───── Data to process ─────

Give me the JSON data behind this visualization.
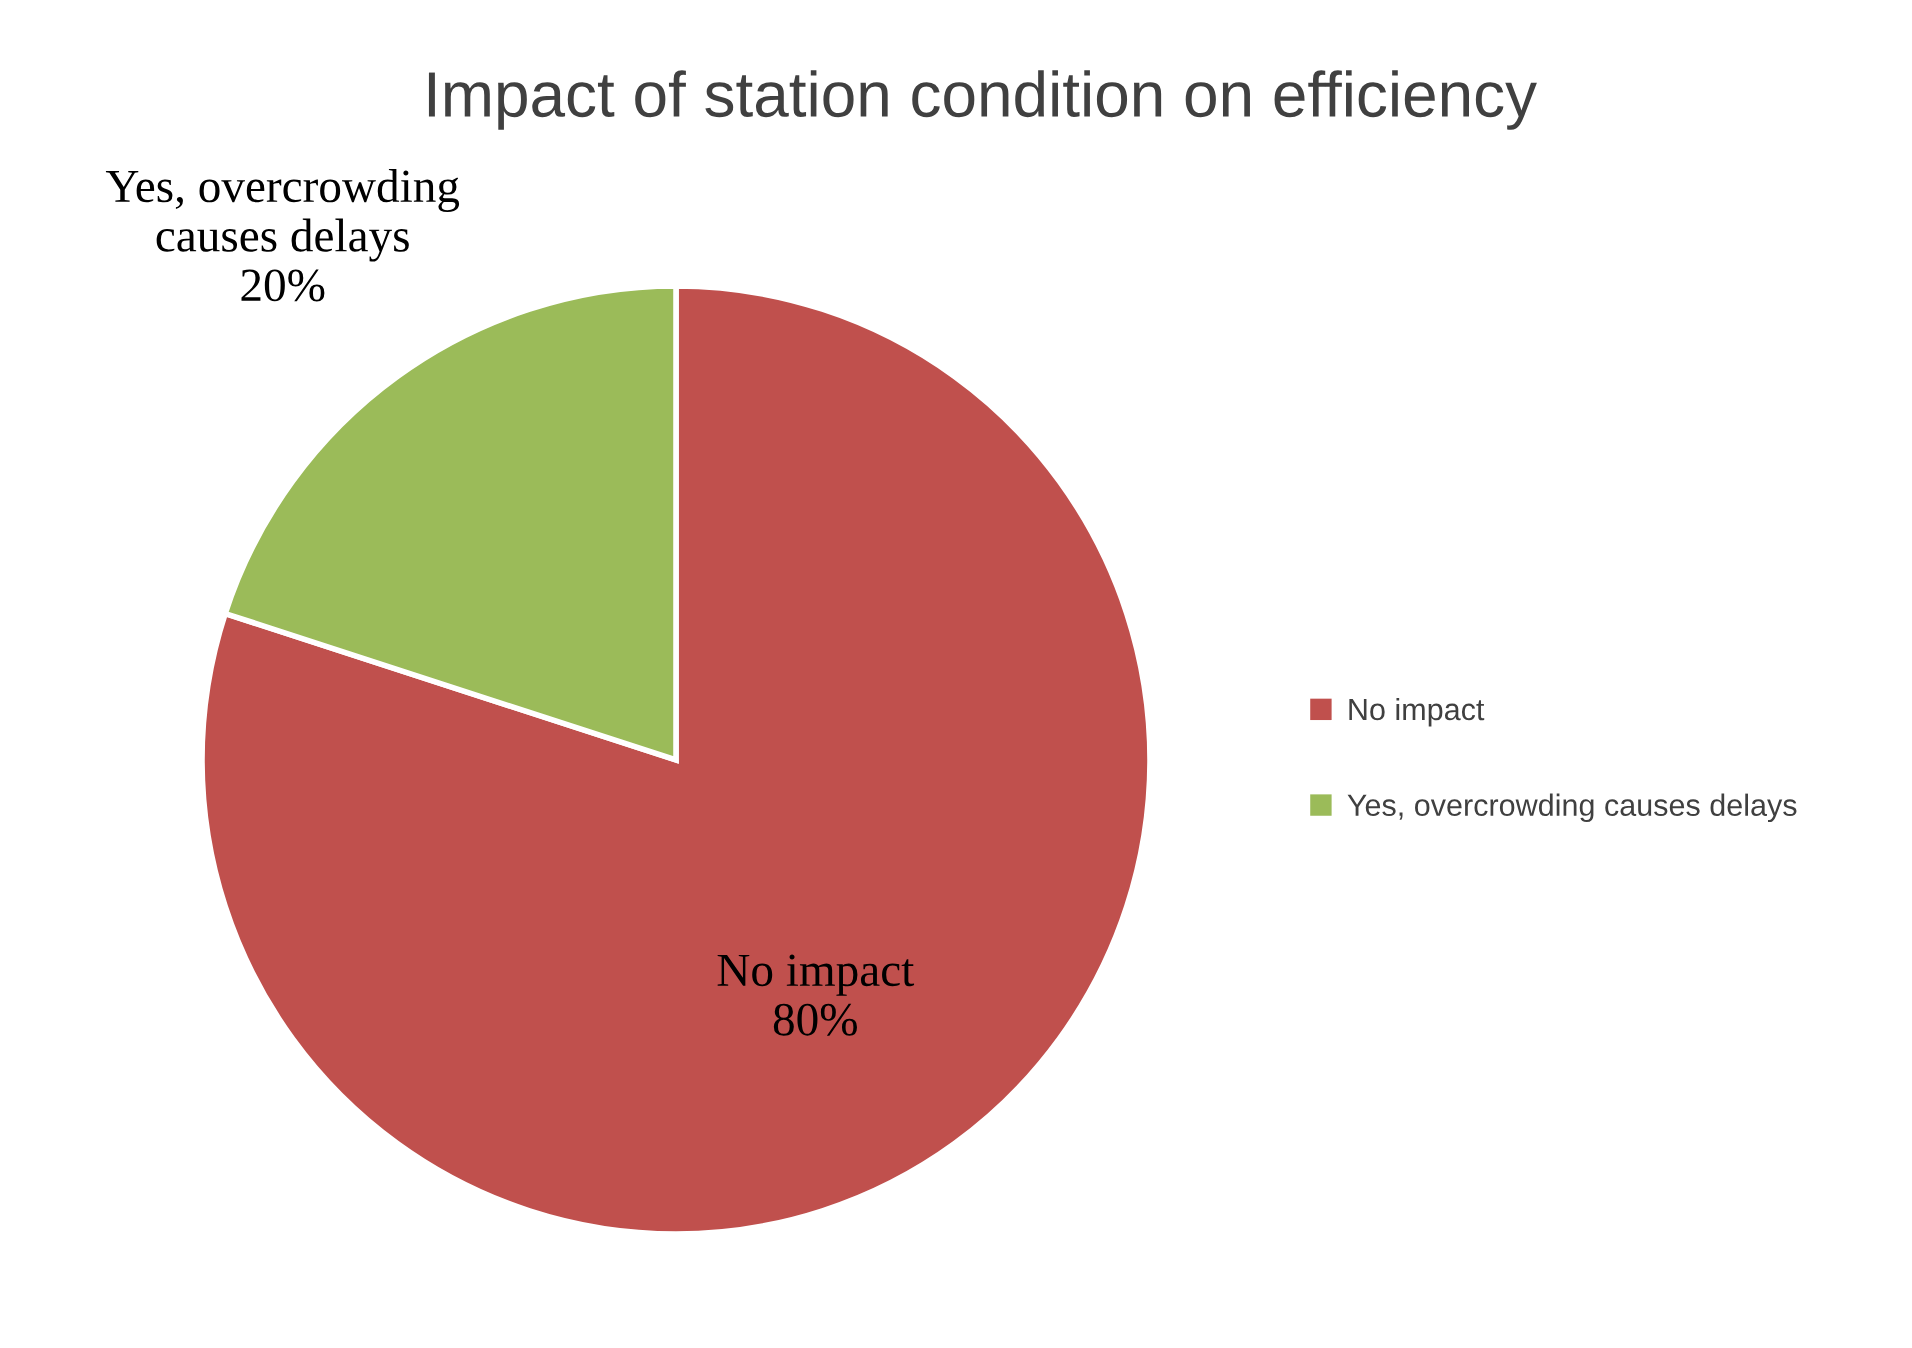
{
  "chart_data": {
    "type": "pie",
    "title": "Impact of station condition on efficiency",
    "categories": [
      "No impact",
      "Yes, overcrowding causes delays"
    ],
    "values": [
      80,
      20
    ],
    "colors": [
      "#c0504d",
      "#9bbb59"
    ],
    "value_labels": [
      "80%",
      "20%"
    ],
    "legend": "right"
  }
}
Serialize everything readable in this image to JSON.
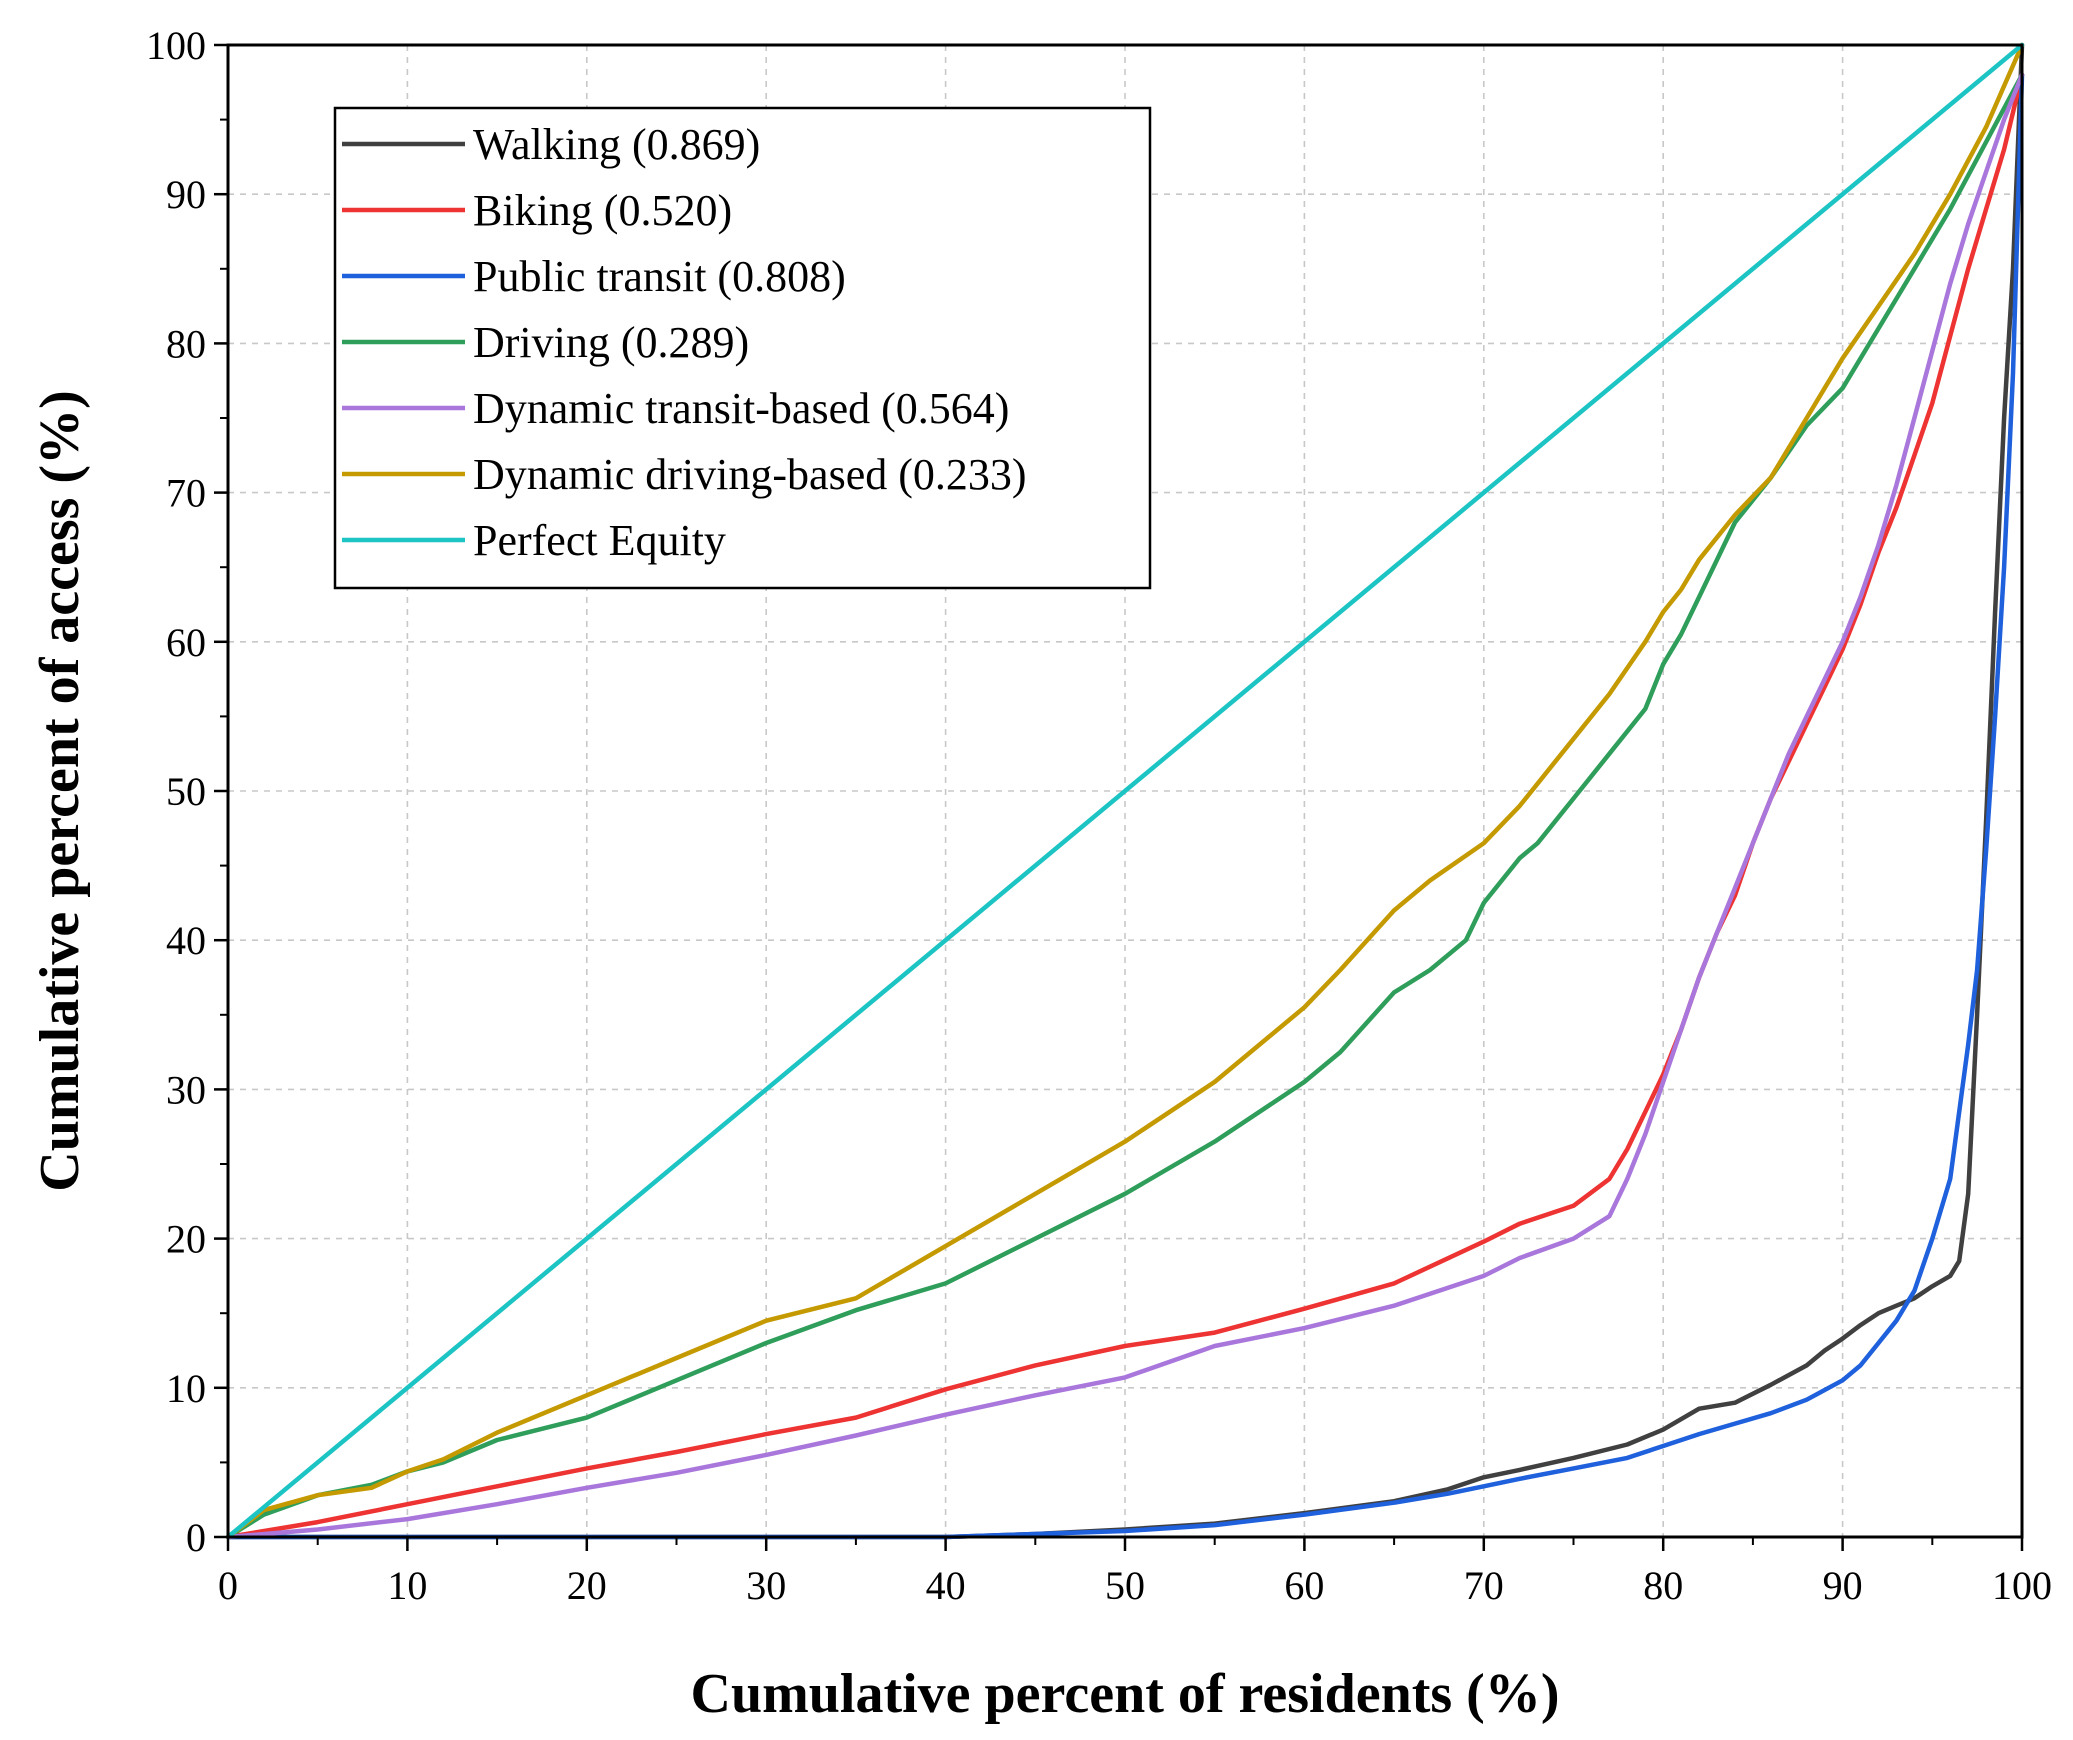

─────

■ **Task goal**: The records above need to be restated word for word, with the pictures left out.

■ **Written reply**:
Give me the JSON data behind this visualization.
{
  "chart_data": {
    "type": "pie",
    "title": "Impact of station condition on efficiency",
    "categories": [
      "No impact",
      "Yes, overcrowding causes delays"
    ],
    "values": [
      80,
      20
    ],
    "colors": [
      "#c0504d",
      "#9bbb59"
    ],
    "value_labels": [
      "80%",
      "20%"
    ],
    "legend": "right"
  }
}
Serialize everything readable in this image to JSON.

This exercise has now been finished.